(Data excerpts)

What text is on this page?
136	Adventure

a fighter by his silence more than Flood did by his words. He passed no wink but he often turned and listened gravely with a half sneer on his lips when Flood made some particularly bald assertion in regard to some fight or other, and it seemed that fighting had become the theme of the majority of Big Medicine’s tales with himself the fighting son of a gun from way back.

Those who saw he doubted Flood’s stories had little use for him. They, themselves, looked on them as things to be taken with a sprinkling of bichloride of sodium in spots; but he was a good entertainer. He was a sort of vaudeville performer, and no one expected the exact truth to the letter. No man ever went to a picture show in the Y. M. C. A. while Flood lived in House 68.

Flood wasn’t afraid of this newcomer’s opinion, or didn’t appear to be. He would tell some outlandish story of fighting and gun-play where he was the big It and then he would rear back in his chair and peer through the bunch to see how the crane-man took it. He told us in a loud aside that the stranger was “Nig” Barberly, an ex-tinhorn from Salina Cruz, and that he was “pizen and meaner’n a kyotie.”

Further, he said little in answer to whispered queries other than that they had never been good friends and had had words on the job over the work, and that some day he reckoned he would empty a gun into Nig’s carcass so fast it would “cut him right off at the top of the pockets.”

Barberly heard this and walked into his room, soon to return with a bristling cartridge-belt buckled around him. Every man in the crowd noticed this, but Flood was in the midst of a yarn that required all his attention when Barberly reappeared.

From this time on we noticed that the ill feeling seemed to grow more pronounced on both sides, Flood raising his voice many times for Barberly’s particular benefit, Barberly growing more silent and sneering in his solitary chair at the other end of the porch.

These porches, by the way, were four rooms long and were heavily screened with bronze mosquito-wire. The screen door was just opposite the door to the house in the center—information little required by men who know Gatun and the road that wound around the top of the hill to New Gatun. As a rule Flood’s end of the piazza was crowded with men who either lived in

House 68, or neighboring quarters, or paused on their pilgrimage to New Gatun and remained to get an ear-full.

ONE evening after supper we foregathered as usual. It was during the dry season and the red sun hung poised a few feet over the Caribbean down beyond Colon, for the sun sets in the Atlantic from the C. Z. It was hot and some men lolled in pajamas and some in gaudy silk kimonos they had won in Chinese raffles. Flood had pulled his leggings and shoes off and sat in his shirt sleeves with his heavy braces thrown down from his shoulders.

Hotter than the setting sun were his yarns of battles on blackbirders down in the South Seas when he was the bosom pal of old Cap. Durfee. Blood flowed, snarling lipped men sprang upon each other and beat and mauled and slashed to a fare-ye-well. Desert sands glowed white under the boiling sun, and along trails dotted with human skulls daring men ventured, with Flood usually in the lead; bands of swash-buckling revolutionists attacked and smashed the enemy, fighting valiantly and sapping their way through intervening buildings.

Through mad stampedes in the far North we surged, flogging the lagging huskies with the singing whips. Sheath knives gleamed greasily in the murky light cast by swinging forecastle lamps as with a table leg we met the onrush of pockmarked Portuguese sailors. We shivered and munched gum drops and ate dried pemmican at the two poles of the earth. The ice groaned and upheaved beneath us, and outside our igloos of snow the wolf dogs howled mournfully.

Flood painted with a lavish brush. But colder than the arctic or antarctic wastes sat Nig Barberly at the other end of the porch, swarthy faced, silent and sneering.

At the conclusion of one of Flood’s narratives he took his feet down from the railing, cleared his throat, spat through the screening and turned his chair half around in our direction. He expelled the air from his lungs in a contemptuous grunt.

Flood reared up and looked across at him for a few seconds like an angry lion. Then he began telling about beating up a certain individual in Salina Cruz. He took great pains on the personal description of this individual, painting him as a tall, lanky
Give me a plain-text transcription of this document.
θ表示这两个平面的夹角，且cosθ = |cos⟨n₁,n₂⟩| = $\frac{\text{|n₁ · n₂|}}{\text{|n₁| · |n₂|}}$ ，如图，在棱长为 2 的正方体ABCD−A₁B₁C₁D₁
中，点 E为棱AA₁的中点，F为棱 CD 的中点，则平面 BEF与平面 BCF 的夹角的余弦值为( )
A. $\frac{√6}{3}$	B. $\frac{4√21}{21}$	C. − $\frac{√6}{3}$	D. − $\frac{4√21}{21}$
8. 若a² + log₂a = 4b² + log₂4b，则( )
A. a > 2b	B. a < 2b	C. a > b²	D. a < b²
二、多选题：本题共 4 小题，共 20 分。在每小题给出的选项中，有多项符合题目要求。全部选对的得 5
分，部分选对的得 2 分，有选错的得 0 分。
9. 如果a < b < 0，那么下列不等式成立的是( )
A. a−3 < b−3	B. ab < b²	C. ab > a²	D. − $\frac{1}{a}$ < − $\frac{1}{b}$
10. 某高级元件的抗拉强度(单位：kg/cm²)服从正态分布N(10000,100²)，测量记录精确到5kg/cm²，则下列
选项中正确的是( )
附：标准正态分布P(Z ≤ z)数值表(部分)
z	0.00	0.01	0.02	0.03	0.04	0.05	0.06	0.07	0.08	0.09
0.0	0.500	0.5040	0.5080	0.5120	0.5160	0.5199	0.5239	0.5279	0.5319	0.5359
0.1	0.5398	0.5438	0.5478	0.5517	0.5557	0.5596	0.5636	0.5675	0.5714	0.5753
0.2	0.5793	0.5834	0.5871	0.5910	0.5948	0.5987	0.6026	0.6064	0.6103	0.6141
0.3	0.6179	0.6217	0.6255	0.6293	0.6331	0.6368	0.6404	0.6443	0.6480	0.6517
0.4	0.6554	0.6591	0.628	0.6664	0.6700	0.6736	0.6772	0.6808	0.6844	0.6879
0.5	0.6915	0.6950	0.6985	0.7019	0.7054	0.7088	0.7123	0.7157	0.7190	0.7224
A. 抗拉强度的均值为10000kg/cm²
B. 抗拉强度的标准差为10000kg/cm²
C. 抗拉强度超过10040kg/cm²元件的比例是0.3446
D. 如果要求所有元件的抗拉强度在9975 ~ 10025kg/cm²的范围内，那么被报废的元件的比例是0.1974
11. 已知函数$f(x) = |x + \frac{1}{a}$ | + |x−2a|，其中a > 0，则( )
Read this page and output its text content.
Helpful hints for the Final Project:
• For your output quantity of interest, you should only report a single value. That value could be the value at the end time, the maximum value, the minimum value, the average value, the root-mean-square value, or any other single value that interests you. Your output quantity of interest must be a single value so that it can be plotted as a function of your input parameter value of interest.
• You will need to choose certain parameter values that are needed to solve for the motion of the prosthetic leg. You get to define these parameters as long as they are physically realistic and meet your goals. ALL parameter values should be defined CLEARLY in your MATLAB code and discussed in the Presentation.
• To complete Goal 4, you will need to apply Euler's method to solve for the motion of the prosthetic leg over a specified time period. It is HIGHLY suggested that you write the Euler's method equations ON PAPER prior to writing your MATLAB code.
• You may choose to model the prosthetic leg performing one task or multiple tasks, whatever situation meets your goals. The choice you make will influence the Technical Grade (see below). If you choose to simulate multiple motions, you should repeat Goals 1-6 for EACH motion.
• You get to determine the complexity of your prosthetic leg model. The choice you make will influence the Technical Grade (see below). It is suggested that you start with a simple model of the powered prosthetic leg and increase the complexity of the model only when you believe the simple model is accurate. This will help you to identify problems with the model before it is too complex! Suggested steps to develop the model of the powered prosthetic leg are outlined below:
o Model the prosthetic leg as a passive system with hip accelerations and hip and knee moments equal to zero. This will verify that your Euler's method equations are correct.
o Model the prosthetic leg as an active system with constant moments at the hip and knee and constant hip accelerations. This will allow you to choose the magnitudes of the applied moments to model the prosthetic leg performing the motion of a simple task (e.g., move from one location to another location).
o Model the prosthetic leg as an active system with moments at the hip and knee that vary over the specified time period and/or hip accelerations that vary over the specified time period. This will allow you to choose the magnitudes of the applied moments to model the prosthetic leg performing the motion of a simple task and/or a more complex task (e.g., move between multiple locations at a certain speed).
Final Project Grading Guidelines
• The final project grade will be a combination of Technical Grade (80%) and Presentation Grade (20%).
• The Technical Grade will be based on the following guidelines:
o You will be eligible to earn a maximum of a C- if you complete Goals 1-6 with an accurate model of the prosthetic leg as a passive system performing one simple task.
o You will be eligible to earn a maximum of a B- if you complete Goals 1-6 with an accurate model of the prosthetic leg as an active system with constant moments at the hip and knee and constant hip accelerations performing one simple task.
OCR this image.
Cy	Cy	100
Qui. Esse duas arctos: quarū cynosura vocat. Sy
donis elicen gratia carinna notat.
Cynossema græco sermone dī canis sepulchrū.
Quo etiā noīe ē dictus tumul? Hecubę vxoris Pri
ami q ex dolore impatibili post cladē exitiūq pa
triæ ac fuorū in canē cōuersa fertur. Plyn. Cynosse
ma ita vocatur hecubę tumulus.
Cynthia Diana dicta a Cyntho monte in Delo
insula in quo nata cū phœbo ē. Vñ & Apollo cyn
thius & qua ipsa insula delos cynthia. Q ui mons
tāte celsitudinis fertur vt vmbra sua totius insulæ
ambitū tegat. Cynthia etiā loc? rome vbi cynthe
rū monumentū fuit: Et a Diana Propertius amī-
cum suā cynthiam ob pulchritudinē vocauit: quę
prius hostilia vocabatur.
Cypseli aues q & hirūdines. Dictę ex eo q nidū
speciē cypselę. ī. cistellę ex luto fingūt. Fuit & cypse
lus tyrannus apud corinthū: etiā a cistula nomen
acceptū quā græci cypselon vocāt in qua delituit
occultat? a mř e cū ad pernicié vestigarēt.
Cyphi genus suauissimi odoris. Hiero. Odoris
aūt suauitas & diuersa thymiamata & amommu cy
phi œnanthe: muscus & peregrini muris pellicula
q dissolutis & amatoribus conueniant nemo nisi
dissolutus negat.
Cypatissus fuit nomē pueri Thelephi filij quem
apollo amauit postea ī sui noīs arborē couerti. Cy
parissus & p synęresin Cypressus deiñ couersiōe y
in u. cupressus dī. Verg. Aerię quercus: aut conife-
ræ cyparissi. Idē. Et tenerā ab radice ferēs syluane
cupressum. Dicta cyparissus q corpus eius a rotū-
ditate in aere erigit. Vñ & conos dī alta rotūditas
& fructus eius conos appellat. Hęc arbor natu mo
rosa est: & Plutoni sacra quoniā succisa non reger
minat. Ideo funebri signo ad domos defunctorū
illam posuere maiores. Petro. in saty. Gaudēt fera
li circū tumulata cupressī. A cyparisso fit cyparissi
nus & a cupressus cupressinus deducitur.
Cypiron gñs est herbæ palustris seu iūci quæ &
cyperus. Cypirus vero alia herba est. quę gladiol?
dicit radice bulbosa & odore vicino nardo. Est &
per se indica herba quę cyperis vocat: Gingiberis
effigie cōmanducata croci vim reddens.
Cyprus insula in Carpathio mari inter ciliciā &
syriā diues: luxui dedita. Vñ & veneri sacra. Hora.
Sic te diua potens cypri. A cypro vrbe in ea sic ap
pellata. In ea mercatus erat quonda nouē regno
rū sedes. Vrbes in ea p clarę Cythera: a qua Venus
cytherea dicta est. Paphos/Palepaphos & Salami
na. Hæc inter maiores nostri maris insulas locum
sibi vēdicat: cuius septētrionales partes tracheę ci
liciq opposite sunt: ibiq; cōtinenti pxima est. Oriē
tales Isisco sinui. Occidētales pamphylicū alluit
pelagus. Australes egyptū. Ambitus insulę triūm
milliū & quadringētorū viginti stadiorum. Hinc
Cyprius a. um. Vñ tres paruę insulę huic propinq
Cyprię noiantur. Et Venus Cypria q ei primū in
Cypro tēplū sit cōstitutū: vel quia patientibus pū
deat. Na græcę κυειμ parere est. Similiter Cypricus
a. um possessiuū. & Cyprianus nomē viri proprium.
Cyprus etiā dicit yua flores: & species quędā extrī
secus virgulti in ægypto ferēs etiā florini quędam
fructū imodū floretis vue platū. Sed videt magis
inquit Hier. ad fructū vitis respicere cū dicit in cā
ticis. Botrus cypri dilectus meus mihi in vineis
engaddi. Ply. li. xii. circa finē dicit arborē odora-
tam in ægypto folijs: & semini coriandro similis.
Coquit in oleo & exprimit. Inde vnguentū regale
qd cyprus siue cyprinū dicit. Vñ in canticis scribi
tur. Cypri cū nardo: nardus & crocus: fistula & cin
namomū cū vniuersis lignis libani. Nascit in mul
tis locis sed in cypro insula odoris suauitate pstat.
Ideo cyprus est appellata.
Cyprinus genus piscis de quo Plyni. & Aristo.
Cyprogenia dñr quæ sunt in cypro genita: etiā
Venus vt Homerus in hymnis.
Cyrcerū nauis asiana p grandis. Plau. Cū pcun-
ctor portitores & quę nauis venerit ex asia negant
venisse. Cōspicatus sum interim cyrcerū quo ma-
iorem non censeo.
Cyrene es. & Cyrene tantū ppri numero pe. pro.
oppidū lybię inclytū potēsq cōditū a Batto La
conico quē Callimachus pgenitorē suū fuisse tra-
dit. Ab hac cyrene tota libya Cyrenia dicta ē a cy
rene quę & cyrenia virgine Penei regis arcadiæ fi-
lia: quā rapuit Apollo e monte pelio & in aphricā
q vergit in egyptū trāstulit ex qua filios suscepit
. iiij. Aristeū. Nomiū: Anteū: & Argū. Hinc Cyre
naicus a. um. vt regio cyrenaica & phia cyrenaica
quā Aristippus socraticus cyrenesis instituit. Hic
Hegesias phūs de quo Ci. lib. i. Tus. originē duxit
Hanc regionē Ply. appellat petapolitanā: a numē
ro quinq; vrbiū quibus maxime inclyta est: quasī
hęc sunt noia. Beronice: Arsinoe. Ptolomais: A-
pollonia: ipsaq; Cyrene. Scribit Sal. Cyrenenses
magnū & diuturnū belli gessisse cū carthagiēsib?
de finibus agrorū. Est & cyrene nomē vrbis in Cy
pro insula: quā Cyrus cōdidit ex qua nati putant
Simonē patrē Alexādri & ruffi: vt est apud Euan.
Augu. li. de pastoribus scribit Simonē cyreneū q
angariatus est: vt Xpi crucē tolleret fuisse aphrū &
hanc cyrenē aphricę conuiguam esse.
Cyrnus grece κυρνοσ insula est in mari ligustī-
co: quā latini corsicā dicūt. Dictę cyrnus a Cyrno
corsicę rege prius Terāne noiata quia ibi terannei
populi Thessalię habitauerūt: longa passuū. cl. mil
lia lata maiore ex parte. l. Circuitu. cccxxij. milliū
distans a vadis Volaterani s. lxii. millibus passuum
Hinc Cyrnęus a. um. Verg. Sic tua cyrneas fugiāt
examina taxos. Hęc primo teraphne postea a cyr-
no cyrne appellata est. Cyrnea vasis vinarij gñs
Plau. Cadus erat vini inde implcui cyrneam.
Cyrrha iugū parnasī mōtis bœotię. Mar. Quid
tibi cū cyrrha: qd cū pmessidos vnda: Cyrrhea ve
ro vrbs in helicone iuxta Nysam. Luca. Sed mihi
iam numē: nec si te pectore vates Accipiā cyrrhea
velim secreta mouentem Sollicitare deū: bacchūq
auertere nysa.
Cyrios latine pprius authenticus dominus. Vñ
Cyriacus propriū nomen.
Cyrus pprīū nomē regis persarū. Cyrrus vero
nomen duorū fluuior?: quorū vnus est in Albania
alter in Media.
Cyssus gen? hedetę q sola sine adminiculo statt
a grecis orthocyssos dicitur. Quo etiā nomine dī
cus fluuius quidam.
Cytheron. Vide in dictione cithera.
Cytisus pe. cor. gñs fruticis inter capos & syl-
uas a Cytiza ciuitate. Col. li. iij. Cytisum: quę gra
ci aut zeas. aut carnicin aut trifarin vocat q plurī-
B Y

▶ Stated problem
Track down the lines that include the word "only" and copy them.

▶ Right answer
• For your output quantity of interest, you should only report a single value. That value could be the value at the end time, the maximum value, the minimum value, the average value, the root-mean-square value, or any other single value that interests you. Your output quantity of interest must be a single value so that it can be plotted as a function of your input parameter value of interest.
• You get to determine the complexity of your prosthetic leg model. The choice you make will influence the Technical Grade (see below). It is suggested that you start with a simple model of the powered prosthetic leg and increase the complexity of the model only when you believe the simple model is accurate. This will help you to identify problems with the model before it is too complex! Suggested steps to develop the model of the powered prosthetic leg are outlined below:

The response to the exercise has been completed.